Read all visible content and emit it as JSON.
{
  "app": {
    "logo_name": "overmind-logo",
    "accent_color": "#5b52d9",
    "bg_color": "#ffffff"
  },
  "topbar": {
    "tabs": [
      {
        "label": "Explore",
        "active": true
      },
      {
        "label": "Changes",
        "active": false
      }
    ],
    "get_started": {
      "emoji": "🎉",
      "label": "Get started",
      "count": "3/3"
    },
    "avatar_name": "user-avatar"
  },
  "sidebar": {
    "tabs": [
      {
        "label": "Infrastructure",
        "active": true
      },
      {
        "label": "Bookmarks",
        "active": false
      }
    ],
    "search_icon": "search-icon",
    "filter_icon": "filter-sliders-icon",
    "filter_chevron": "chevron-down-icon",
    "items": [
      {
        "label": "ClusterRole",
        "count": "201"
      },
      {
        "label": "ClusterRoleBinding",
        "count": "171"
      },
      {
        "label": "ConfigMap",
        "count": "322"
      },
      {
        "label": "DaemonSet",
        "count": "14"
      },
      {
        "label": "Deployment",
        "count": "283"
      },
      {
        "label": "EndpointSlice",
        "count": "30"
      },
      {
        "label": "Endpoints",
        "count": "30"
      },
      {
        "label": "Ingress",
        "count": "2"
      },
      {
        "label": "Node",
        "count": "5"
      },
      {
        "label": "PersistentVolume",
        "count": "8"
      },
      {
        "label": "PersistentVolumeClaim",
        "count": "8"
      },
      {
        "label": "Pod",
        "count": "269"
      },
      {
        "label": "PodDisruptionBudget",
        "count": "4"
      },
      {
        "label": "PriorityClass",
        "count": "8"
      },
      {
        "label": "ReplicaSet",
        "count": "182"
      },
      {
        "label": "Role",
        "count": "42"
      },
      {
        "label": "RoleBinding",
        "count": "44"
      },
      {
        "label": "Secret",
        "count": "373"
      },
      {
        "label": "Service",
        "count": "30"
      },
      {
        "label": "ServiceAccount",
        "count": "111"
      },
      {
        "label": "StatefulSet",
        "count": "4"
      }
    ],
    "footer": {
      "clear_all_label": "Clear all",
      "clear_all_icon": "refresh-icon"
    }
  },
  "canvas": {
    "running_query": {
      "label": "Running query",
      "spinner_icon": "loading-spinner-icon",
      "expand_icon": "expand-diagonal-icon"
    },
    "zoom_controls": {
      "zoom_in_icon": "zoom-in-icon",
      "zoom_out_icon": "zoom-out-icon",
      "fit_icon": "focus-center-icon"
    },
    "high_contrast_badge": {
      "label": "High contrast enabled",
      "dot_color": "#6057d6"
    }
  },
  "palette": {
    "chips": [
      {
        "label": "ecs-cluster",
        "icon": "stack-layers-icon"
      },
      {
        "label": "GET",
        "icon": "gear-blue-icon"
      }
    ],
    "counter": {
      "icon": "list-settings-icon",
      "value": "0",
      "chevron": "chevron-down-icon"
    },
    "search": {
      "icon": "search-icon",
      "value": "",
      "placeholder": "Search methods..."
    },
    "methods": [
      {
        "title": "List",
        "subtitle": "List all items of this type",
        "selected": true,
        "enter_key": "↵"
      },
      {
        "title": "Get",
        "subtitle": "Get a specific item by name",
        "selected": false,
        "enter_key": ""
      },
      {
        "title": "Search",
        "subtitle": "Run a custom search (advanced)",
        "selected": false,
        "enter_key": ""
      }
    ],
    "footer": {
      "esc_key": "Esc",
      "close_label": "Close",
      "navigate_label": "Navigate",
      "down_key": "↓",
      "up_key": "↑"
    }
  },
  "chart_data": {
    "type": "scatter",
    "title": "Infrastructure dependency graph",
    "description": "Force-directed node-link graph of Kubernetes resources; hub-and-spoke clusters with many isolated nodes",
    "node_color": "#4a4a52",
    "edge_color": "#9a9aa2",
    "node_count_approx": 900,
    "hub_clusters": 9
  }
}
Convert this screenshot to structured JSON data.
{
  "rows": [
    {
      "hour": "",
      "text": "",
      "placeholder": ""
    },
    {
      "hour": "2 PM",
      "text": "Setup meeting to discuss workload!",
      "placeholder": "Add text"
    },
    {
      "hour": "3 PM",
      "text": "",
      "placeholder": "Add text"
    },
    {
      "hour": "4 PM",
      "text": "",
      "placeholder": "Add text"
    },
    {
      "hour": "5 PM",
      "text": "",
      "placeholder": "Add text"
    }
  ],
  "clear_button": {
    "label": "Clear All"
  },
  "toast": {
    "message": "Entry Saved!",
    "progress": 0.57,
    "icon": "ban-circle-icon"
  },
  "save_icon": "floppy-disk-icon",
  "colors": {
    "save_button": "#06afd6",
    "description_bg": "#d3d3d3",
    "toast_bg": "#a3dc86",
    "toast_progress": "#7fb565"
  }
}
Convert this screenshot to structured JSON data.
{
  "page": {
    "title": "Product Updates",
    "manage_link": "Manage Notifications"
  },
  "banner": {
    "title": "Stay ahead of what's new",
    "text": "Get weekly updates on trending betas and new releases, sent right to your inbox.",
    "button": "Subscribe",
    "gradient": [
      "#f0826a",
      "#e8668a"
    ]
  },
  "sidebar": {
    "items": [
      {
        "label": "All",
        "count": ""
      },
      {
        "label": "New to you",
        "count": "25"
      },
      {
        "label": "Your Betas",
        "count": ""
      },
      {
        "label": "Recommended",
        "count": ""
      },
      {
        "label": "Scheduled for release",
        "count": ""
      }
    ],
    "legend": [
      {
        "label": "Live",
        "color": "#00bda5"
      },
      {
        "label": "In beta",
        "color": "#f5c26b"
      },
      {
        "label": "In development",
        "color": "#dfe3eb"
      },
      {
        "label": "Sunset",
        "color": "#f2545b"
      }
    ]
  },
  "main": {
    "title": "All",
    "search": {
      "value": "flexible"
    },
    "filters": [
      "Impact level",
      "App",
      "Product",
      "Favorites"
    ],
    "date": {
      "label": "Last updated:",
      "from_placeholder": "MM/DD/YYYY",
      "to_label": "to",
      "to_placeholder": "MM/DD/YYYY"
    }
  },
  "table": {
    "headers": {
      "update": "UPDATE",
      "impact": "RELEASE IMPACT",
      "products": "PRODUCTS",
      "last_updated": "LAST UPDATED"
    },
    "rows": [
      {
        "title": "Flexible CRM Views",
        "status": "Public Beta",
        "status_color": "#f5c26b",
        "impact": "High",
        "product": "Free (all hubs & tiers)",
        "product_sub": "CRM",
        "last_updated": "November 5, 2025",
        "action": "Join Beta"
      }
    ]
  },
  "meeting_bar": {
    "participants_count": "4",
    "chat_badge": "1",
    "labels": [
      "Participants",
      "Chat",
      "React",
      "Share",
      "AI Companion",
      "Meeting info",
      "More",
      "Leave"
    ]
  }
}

Task goal: Repeat each of the entries above precisely as given.

Final result:
Read all visible content and emit it as JSON.
{
  "app": {
    "logo_name": "overmind-logo",
    "accent_color": "#5b52d9",
    "bg_color": "#ffffff"
  },
  "topbar": {
    "tabs": [
      {
        "label": "Explore",
        "active": true
      },
      {
        "label": "Changes",
        "active": false
      }
    ],
    "get_started": {
      "emoji": "🎉",
      "label": "Get started",
      "count": "3/3"
    },
    "avatar_name": "user-avatar"
  },
  "sidebar": {
    "tabs": [
      {
        "label": "Infrastructure",
        "active": true
      },
      {
        "label": "Bookmarks",
        "active": false
      }
    ],
    "search_icon": "search-icon",
    "filter_icon": "filter-sliders-icon",
    "filter_chevron": "chevron-down-icon",
    "items": [
      {
        "label": "ClusterRole",
        "count": "201"
      },
      {
        "label": "ClusterRoleBinding",
        "count": "171"
      },
      {
        "label": "ConfigMap",
        "count": "322"
      },
      {
        "label": "DaemonSet",
        "count": "14"
      },
      {
        "label": "Deployment",
        "count": "283"
      },
      {
        "label": "EndpointSlice",
        "count": "30"
      },
      {
        "label": "Endpoints",
        "count": "30"
      },
      {
        "label": "Ingress",
        "count": "2"
      },
      {
        "label": "Node",
        "count": "5"
      },
      {
        "label": "PersistentVolume",
        "count": "8"
      },
      {
        "label": "PersistentVolumeClaim",
        "count": "8"
      },
      {
        "label": "Pod",
        "count": "269"
      },
      {
        "label": "PodDisruptionBudget",
        "count": "4"
      },
      {
        "label": "PriorityClass",
        "count": "8"
      },
      {
        "label": "ReplicaSet",
        "count": "182"
      },
      {
        "label": "Role",
        "count": "42"
      },
      {
        "label": "RoleBinding",
        "count": "44"
      },
      {
        "label": "Secret",
        "count": "373"
      },
      {
        "label": "Service",
        "count": "30"
      },
      {
        "label": "ServiceAccount",
        "count": "111"
      },
      {
        "label": "StatefulSet",
        "count": "4"
      }
    ],
    "footer": {
      "clear_all_label": "Clear all",
      "clear_all_icon": "refresh-icon"
    }
  },
  "canvas": {
    "running_query": {
      "label": "Running query",
      "spinner_icon": "loading-spinner-icon",
      "expand_icon": "expand-diagonal-icon"
    },
    "zoom_controls": {
      "zoom_in_icon": "zoom-in-icon",
      "zoom_out_icon": "zoom-out-icon",
      "fit_icon": "focus-center-icon"
    },
    "high_contrast_badge": {
      "label": "High contrast enabled",
      "dot_color": "#6057d6"
    }
  },
  "palette": {
    "chips": [
      {
        "label": "ecs-cluster",
        "icon": "stack-layers-icon"
      },
      {
        "label": "GET",
        "icon": "gear-blue-icon"
      }
    ],
    "counter": {
      "icon": "list-settings-icon",
      "value": "0",
      "chevron": "chevron-down-icon"
    },
    "search": {
      "icon": "search-icon",
      "value": "",
      "placeholder": "Search methods..."
    },
    "methods": [
      {
        "title": "List",
        "subtitle": "List all items of this type",
        "selected": true,
        "enter_key": "↵"
      },
      {
        "title": "Get",
        "subtitle": "Get a specific item by name",
        "selected": false,
        "enter_key": ""
      },
      {
        "title": "Search",
        "subtitle": "Run a custom search (advanced)",
        "selected": false,
        "enter_key": ""
      }
    ],
    "footer": {
      "esc_key": "Esc",
      "close_label": "Close",
      "navigate_label": "Navigate",
      "down_key": "↓",
      "up_key": "↑"
    }
  },
  "chart_data": {
    "type": "scatter",
    "title": "Infrastructure dependency graph",
    "description": "Force-directed node-link graph of Kubernetes resources; hub-and-spoke clusters with many isolated nodes",
    "node_color": "#4a4a52",
    "edge_color": "#9a9aa2",
    "node_count_approx": 900,
    "hub_clusters": 9
  }
}
Convert this screenshot to structured JSON data.
{
  "rows": [
    {
      "hour": "",
      "text": "",
      "placeholder": ""
    },
    {
      "hour": "2 PM",
      "text": "Setup meeting to discuss workload!",
      "placeholder": "Add text"
    },
    {
      "hour": "3 PM",
      "text": "",
      "placeholder": "Add text"
    },
    {
      "hour": "4 PM",
      "text": "",
      "placeholder": "Add text"
    },
    {
      "hour": "5 PM",
      "text": "",
      "placeholder": "Add text"
    }
  ],
  "clear_button": {
    "label": "Clear All"
  },
  "toast": {
    "message": "Entry Saved!",
    "progress": 0.57,
    "icon": "ban-circle-icon"
  },
  "save_icon": "floppy-disk-icon",
  "colors": {
    "save_button": "#06afd6",
    "description_bg": "#d3d3d3",
    "toast_bg": "#a3dc86",
    "toast_progress": "#7fb565"
  }
}
Convert this screenshot to structured JSON data.
{
  "page": {
    "title": "Product Updates",
    "manage_link": "Manage Notifications"
  },
  "banner": {
    "title": "Stay ahead of what's new",
    "text": "Get weekly updates on trending betas and new releases, sent right to your inbox.",
    "button": "Subscribe",
    "gradient": [
      "#f0826a",
      "#e8668a"
    ]
  },
  "sidebar": {
    "items": [
      {
        "label": "All",
        "count": ""
      },
      {
        "label": "New to you",
        "count": "25"
      },
      {
        "label": "Your Betas",
        "count": ""
      },
      {
        "label": "Recommended",
        "count": ""
      },
      {
        "label": "Scheduled for release",
        "count": ""
      }
    ],
    "legend": [
      {
        "label": "Live",
        "color": "#00bda5"
      },
      {
        "label": "In beta",
        "color": "#f5c26b"
      },
      {
        "label": "In development",
        "color": "#dfe3eb"
      },
      {
        "label": "Sunset",
        "color": "#f2545b"
      }
    ]
  },
  "main": {
    "title": "All",
    "search": {
      "value": "flexible"
    },
    "filters": [
      "Impact level",
      "App",
      "Product",
      "Favorites"
    ],
    "date": {
      "label": "Last updated:",
      "from_placeholder": "MM/DD/YYYY",
      "to_label": "to",
      "to_placeholder": "MM/DD/YYYY"
    }
  },
  "table": {
    "headers": {
      "update": "UPDATE",
      "impact": "RELEASE IMPACT",
      "products": "PRODUCTS",
      "last_updated": "LAST UPDATED"
    },
    "rows": [
      {
        "title": "Flexible CRM Views",
        "status": "Public Beta",
        "status_color": "#f5c26b",
        "impact": "High",
        "product": "Free (all hubs & tiers)",
        "product_sub": "CRM",
        "last_updated": "November 5, 2025",
        "action": "Join Beta"
      }
    ]
  },
  "meeting_bar": {
    "participants_count": "4",
    "chat_badge": "1",
    "labels": [
      "Participants",
      "Chat",
      "React",
      "Share",
      "AI Companion",
      "Meeting info",
      "More",
      "Leave"
    ]
  }
}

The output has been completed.